Goal of the exercise:
Omit all images. Transcribe the rest of the material below exactly.

****************

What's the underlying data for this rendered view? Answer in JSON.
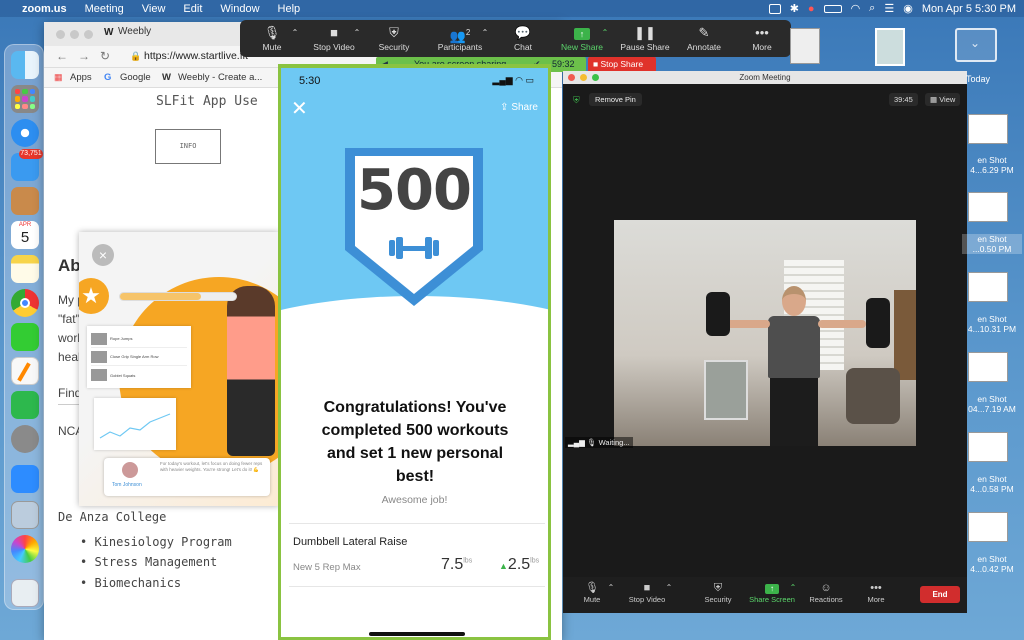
{
  "menubar": {
    "app_name": "zoom.us",
    "items": [
      "Meeting",
      "View",
      "Edit",
      "Window",
      "Help"
    ],
    "datetime": "Mon Apr 5  5:30 PM"
  },
  "dock": {
    "mail_badge": "73,751",
    "calendar_month": "APR",
    "calendar_day": "5"
  },
  "browser": {
    "tab_title": "Weebly",
    "url": "https://www.startlive.fit",
    "bookmarks": [
      "Apps",
      "Google",
      "Weebly - Create a..."
    ],
    "page": {
      "heading": "SLFit App Use",
      "info_button": "INFO",
      "about_fragment": "Ab",
      "body_fragments": [
        "My p",
        "\"fat\"",
        "work",
        "healt"
      ],
      "find_fragment": "Find",
      "ncaa_fragment": "NCAA",
      "college": "De Anza College",
      "programs": [
        "Kinesiology Program",
        "Stress Management",
        "Biomechanics"
      ]
    }
  },
  "popup": {
    "close": "×",
    "list_items": [
      "Rope Jumps",
      "Close Grip Single Arm Row",
      "Goblet Squats"
    ],
    "chat_text": "For today's workout, let's focus on doing fewer reps with heavier weights. You're strong! Let's do it! 💪",
    "trainer_name": "Tom Johnson"
  },
  "phone": {
    "time": "5:30",
    "share_label": "Share",
    "close_label": "✕",
    "badge_number": "500",
    "congrats_title": "Congratulations! You've completed 500 workouts and set 1 new personal best!",
    "subtitle": "Awesome job!",
    "exercise_name": "Dumbbell Lateral Raise",
    "metric_label": "New 5 Rep Max",
    "metric_value": "7.5",
    "metric_unit": "lbs",
    "change_value": "2.5",
    "change_unit": "lbs"
  },
  "zoom_toolbar": {
    "buttons": [
      "Mute",
      "Stop Video",
      "Security",
      "Participants",
      "Chat",
      "New Share",
      "Pause Share",
      "Annotate",
      "More"
    ],
    "participants_count": "2"
  },
  "share_bar": {
    "status": "You are screen sharing",
    "timer": "59:32",
    "stop_share": "Stop Share"
  },
  "zoom_window": {
    "title": "Zoom Meeting",
    "remove_pin": "Remove Pin",
    "timer": "39:45",
    "view_label": "View",
    "waiting_label": "Waiting...",
    "bottom_buttons": [
      "Mute",
      "Stop Video",
      "Security",
      "Share Screen",
      "Reactions",
      "More"
    ],
    "end_label": "End"
  },
  "desktop": {
    "today_label": "Today",
    "screenshots": [
      {
        "line1": "en Shot",
        "line2": "4...6.29 PM"
      },
      {
        "line1": "en Shot",
        "line2": "...0.50 PM"
      },
      {
        "line1": "en Shot",
        "line2": "4...10.31 PM"
      },
      {
        "line1": "en Shot",
        "line2": "04...7.19 AM"
      },
      {
        "line1": "en Shot",
        "line2": "4...0.58 PM"
      },
      {
        "line1": "en Shot",
        "line2": "4...0.42 PM"
      }
    ]
  },
  "colors": {
    "phone_blue": "#6ec8f3",
    "badge_blue": "#3d8fd6",
    "share_green": "#8ac341",
    "stop_red": "#e0322b",
    "end_red": "#d12d2d"
  }
}
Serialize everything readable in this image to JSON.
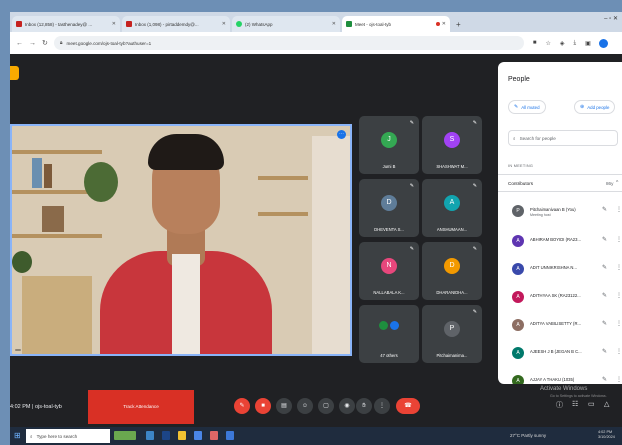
{
  "browser": {
    "tabs": [
      {
        "title": "Inbox (12,858) - tasthenadey@ ..."
      },
      {
        "title": "Inbox (1,098) - pirtaddemdy@..."
      },
      {
        "title": "(2) WhatsApp"
      },
      {
        "title": "Meet - ojs-toal-tyb"
      }
    ],
    "new_tab": "+",
    "window_controls": "–  ▫  ✕",
    "url": "meet.google.com/ojs-toal-tyb?authuser=1"
  },
  "meeting": {
    "main_video_name": "",
    "tiles": [
      {
        "initial": "J",
        "name": "Jumi B",
        "color": "#34a853"
      },
      {
        "initial": "S",
        "name": "SHASHWAT M...",
        "color": "#a142f4"
      },
      {
        "initial": "D",
        "name": "DHEVENTA S...",
        "color": "#5f7d99"
      },
      {
        "initial": "A",
        "name": "ANSHUMAAN...",
        "color": "#12a4af"
      },
      {
        "initial": "N",
        "name": "NALLABALA K...",
        "color": "#e8477c"
      },
      {
        "initial": "D",
        "name": "DHARANIDHA...",
        "color": "#f29900"
      },
      {
        "initial": "",
        "name": "47 others",
        "color": "#1e8e3e"
      },
      {
        "initial": "P",
        "name": "Pitchaimanima...",
        "color": "#5f6368"
      }
    ]
  },
  "people": {
    "title": "People",
    "mute_all": "All muted",
    "add_people": "Add people",
    "search_placeholder": "Search for people",
    "category": "IN MEETING",
    "contributors_label": "Contributors",
    "contributors_count": "86y",
    "rows": [
      {
        "initial": "P",
        "name": "Pitchaimanivaan B (You)",
        "sub": "Meeting host",
        "color": "#5f6368"
      },
      {
        "initial": "A",
        "name": "ABHIRAM BOYIDI (RA23...",
        "sub": "",
        "color": "#5e35b1"
      },
      {
        "initial": "A",
        "name": "ADIT UNNIKRISHNA N...",
        "sub": "",
        "color": "#3949ab"
      },
      {
        "initial": "A",
        "name": "ADITHYAA SK (RA23122...",
        "sub": "",
        "color": "#c2185b"
      },
      {
        "initial": "A",
        "name": "ADITYA VABILISETTY (R...",
        "sub": "",
        "color": "#8d6e63"
      },
      {
        "initial": "A",
        "name": "AJEESH J B (JEGAN B C...",
        "sub": "",
        "color": "#00796b"
      },
      {
        "initial": "A",
        "name": "AJJAY A THAKU (1035)",
        "sub": "",
        "color": "#33691e"
      }
    ]
  },
  "bottom": {
    "time_meeting": "4:02 PM  |  ojs-toal-tyb",
    "track_attendance": "Track Attendance",
    "activate_windows": "Activate Windows",
    "activate_sub": "Go to Settings to activate Windows."
  },
  "taskbar": {
    "search_placeholder": "Type here to search",
    "tray": "27°C  Partly sunny",
    "time": "4:02 PM",
    "date": "3/10/2024"
  }
}
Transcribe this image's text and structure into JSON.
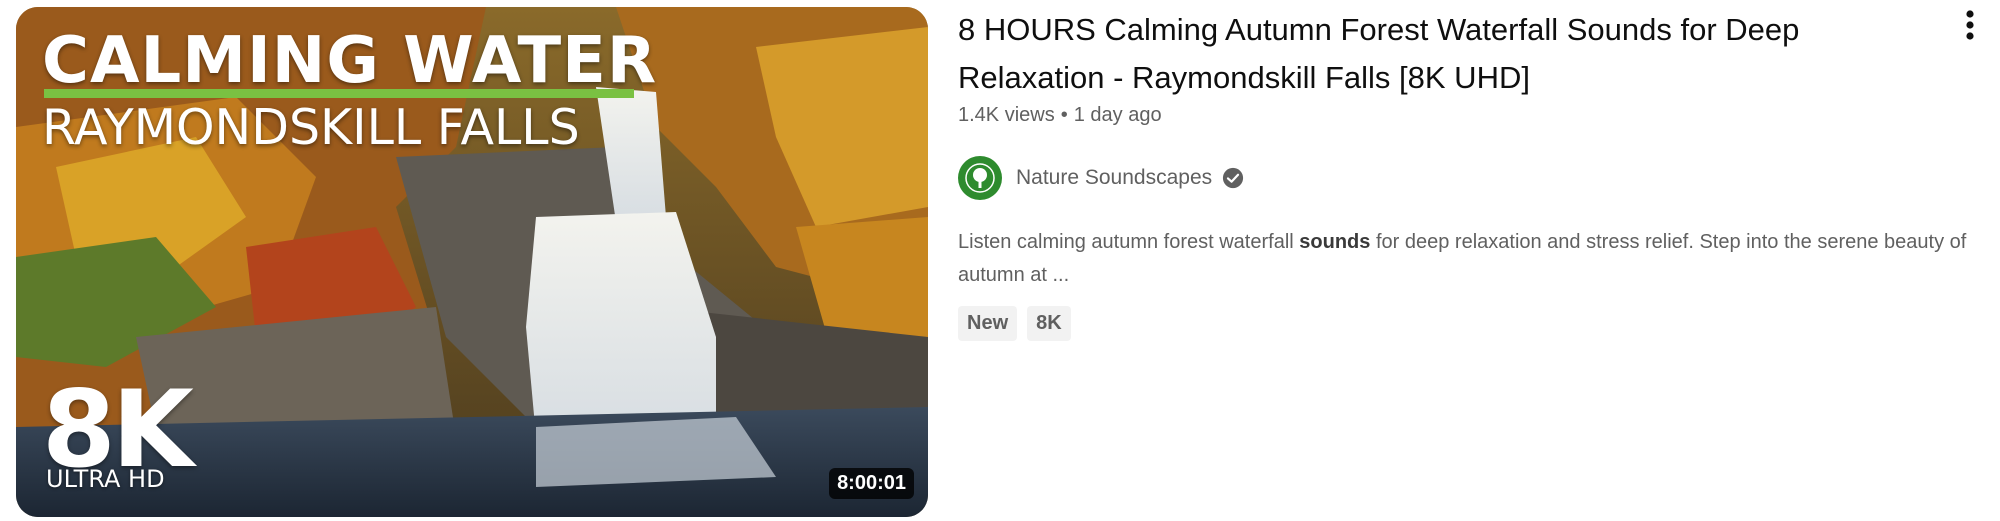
{
  "video": {
    "title": "8 HOURS Calming Autumn Forest Waterfall Sounds for Deep Relaxation - Raymondskill Falls [8K UHD]",
    "views": "1.4K views",
    "separator": "•",
    "age": "1 day ago",
    "duration": "8:00:01",
    "description_before": "Listen calming autumn forest waterfall ",
    "description_bold": "sounds",
    "description_after": " for deep relaxation and stress relief. Step into the serene beauty of autumn at ...",
    "badges": [
      "New",
      "8K"
    ]
  },
  "thumbnail": {
    "headline": "CALMING WATER",
    "subheadline": "RAYMONDSKILL FALLS",
    "resolution_badge": "8K",
    "resolution_caption": "ULTRA HD",
    "accent_color": "#7ac142"
  },
  "channel": {
    "name": "Nature Soundscapes",
    "verified": true,
    "avatar_icon": "tree-icon",
    "verified_icon": "check-circle-icon"
  },
  "menu": {
    "icon": "more-vert-icon"
  }
}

****************

Task response:
What's the underlying data for this rendered view? Answer in JSON.
{
  "menubar": {
    "app_name": "zoom.us",
    "items": [
      "Meeting",
      "View",
      "Edit",
      "Window",
      "Help"
    ],
    "datetime": "Mon Apr 5  5:30 PM"
  },
  "dock": {
    "mail_badge": "73,751",
    "calendar_month": "APR",
    "calendar_day": "5"
  },
  "browser": {
    "tab_title": "Weebly",
    "url": "https://www.startlive.fit",
    "bookmarks": [
      "Apps",
      "Google",
      "Weebly - Create a..."
    ],
    "page": {
      "heading": "SLFit App Use",
      "info_button": "INFO",
      "about_fragment": "Ab",
      "body_fragments": [
        "My p",
        "\"fat\"",
        "work",
        "healt"
      ],
      "find_fragment": "Find",
      "ncaa_fragment": "NCAA",
      "college": "De Anza College",
      "programs": [
        "Kinesiology Program",
        "Stress Management",
        "Biomechanics"
      ]
    }
  },
  "popup": {
    "close": "×",
    "list_items": [
      "Rope Jumps",
      "Close Grip Single Arm Row",
      "Goblet Squats"
    ],
    "chat_text": "For today's workout, let's focus on doing fewer reps with heavier weights. You're strong! Let's do it! 💪",
    "trainer_name": "Tom Johnson"
  },
  "phone": {
    "time": "5:30",
    "share_label": "Share",
    "close_label": "✕",
    "badge_number": "500",
    "congrats_title": "Congratulations! You've completed 500 workouts and set 1 new personal best!",
    "subtitle": "Awesome job!",
    "exercise_name": "Dumbbell Lateral Raise",
    "metric_label": "New 5 Rep Max",
    "metric_value": "7.5",
    "metric_unit": "lbs",
    "change_value": "2.5",
    "change_unit": "lbs"
  },
  "zoom_toolbar": {
    "buttons": [
      "Mute",
      "Stop Video",
      "Security",
      "Participants",
      "Chat",
      "New Share",
      "Pause Share",
      "Annotate",
      "More"
    ],
    "participants_count": "2"
  },
  "share_bar": {
    "status": "You are screen sharing",
    "timer": "59:32",
    "stop_share": "Stop Share"
  },
  "zoom_window": {
    "title": "Zoom Meeting",
    "remove_pin": "Remove Pin",
    "timer": "39:45",
    "view_label": "View",
    "waiting_label": "Waiting...",
    "bottom_buttons": [
      "Mute",
      "Stop Video",
      "Security",
      "Share Screen",
      "Reactions",
      "More"
    ],
    "end_label": "End"
  },
  "desktop": {
    "today_label": "Today",
    "screenshots": [
      {
        "line1": "en Shot",
        "line2": "4...6.29 PM"
      },
      {
        "line1": "en Shot",
        "line2": "...0.50 PM"
      },
      {
        "line1": "en Shot",
        "line2": "4...10.31 PM"
      },
      {
        "line1": "en Shot",
        "line2": "04...7.19 AM"
      },
      {
        "line1": "en Shot",
        "line2": "4...0.58 PM"
      },
      {
        "line1": "en Shot",
        "line2": "4...0.42 PM"
      }
    ]
  },
  "colors": {
    "phone_blue": "#6ec8f3",
    "badge_blue": "#3d8fd6",
    "share_green": "#8ac341",
    "stop_red": "#e0322b",
    "end_red": "#d12d2d"
  }
}
Serialize everything readable in this image to JSON.
{
  "browser": {
    "tabs": [
      {
        "title": "Inbox (12,858) - tasthenadey@ ..."
      },
      {
        "title": "Inbox (1,098) - pirtaddemdy@..."
      },
      {
        "title": "(2) WhatsApp"
      },
      {
        "title": "Meet - ojs-toal-tyb"
      }
    ],
    "new_tab": "+",
    "window_controls": "–  ▫  ✕",
    "url": "meet.google.com/ojs-toal-tyb?authuser=1"
  },
  "meeting": {
    "main_video_name": "",
    "tiles": [
      {
        "initial": "J",
        "name": "Jumi B",
        "color": "#34a853"
      },
      {
        "initial": "S",
        "name": "SHASHWAT M...",
        "color": "#a142f4"
      },
      {
        "initial": "D",
        "name": "DHEVENTA S...",
        "color": "#5f7d99"
      },
      {
        "initial": "A",
        "name": "ANSHUMAAN...",
        "color": "#12a4af"
      },
      {
        "initial": "N",
        "name": "NALLABALA K...",
        "color": "#e8477c"
      },
      {
        "initial": "D",
        "name": "DHARANIDHA...",
        "color": "#f29900"
      },
      {
        "initial": "",
        "name": "47 others",
        "color": "#1e8e3e"
      },
      {
        "initial": "P",
        "name": "Pitchaimanima...",
        "color": "#5f6368"
      }
    ]
  },
  "people": {
    "title": "People",
    "mute_all": "All muted",
    "add_people": "Add people",
    "search_placeholder": "Search for people",
    "category": "IN MEETING",
    "contributors_label": "Contributors",
    "contributors_count": "86y",
    "rows": [
      {
        "initial": "P",
        "name": "Pitchaimanivaan B (You)",
        "sub": "Meeting host",
        "color": "#5f6368"
      },
      {
        "initial": "A",
        "name": "ABHIRAM BOYIDI (RA23...",
        "sub": "",
        "color": "#5e35b1"
      },
      {
        "initial": "A",
        "name": "ADIT UNNIKRISHNA N...",
        "sub": "",
        "color": "#3949ab"
      },
      {
        "initial": "A",
        "name": "ADITHYAA SK (RA23122...",
        "sub": "",
        "color": "#c2185b"
      },
      {
        "initial": "A",
        "name": "ADITYA VABILISETTY (R...",
        "sub": "",
        "color": "#8d6e63"
      },
      {
        "initial": "A",
        "name": "AJEESH J B (JEGAN B C...",
        "sub": "",
        "color": "#00796b"
      },
      {
        "initial": "A",
        "name": "AJJAY A THAKU (1035)",
        "sub": "",
        "color": "#33691e"
      }
    ]
  },
  "bottom": {
    "time_meeting": "4:02 PM  |  ojs-toal-tyb",
    "track_attendance": "Track Attendance",
    "activate_windows": "Activate Windows",
    "activate_sub": "Go to Settings to activate Windows."
  },
  "taskbar": {
    "search_placeholder": "Type here to search",
    "tray": "27°C  Partly sunny",
    "time": "4:02 PM",
    "date": "3/10/2024"
  }
}
Transcribe this image's text and structure into JSON.
{
  "video": {
    "title": "8 HOURS Calming Autumn Forest Waterfall Sounds for Deep Relaxation - Raymondskill Falls [8K UHD]",
    "views": "1.4K views",
    "separator": "•",
    "age": "1 day ago",
    "duration": "8:00:01",
    "description_before": "Listen calming autumn forest waterfall ",
    "description_bold": "sounds",
    "description_after": " for deep relaxation and stress relief. Step into the serene beauty of autumn at ...",
    "badges": [
      "New",
      "8K"
    ]
  },
  "thumbnail": {
    "headline": "CALMING WATER",
    "subheadline": "RAYMONDSKILL FALLS",
    "resolution_badge": "8K",
    "resolution_caption": "ULTRA HD",
    "accent_color": "#7ac142"
  },
  "channel": {
    "name": "Nature Soundscapes",
    "verified": true,
    "avatar_icon": "tree-icon",
    "verified_icon": "check-circle-icon"
  },
  "menu": {
    "icon": "more-vert-icon"
  }
}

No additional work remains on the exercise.